**The exercise**
Copy each line below in which the string "وهذا" occurs.

___

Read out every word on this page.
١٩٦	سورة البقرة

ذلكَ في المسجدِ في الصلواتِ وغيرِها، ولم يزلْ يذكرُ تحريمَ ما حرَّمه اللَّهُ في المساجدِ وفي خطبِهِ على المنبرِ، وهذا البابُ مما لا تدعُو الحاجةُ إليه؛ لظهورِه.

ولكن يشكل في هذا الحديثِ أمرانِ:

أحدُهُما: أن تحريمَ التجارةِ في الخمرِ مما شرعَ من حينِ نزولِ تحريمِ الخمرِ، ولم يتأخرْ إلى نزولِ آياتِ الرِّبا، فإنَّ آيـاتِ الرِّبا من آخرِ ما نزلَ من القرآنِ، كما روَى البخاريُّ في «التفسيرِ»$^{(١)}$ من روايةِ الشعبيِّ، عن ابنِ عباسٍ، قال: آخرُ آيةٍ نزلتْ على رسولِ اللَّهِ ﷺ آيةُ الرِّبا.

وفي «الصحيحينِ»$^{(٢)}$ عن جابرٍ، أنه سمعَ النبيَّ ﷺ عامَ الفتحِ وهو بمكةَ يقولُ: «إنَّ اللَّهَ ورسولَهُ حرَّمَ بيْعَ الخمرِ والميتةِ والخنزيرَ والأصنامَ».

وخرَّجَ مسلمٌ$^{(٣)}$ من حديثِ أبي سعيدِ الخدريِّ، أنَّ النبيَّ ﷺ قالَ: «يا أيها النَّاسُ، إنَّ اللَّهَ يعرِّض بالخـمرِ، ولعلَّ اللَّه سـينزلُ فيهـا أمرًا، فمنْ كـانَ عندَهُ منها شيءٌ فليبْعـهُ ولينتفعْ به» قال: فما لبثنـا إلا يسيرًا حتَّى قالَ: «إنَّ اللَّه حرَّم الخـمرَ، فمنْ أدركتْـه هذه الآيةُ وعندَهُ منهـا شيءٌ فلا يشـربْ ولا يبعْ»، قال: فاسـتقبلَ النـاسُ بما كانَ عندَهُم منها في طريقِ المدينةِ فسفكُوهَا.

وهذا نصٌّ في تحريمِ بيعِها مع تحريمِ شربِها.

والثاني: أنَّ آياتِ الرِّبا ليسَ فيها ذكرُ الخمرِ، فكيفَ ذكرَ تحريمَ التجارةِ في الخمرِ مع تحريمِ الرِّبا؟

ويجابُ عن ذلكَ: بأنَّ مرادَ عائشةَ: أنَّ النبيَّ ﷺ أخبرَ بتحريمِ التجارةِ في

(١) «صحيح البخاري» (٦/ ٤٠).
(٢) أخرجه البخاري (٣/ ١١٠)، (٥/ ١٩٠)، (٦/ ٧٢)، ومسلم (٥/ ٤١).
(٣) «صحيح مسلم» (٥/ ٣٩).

___

**Solution for this exercise**
ذلكَ في المسجدِ في الصلواتِ وغيرِها، ولم يزلْ يذكرُ تحريمَ ما حرَّمه اللَّهُ في المساجدِ وفي خطبِهِ على المنبرِ، وهذا البابُ مما لا تدعُو الحاجةُ إليه؛ لظهورِه.
وهذا نصٌّ في تحريمِ بيعِها مع تحريمِ شربِها.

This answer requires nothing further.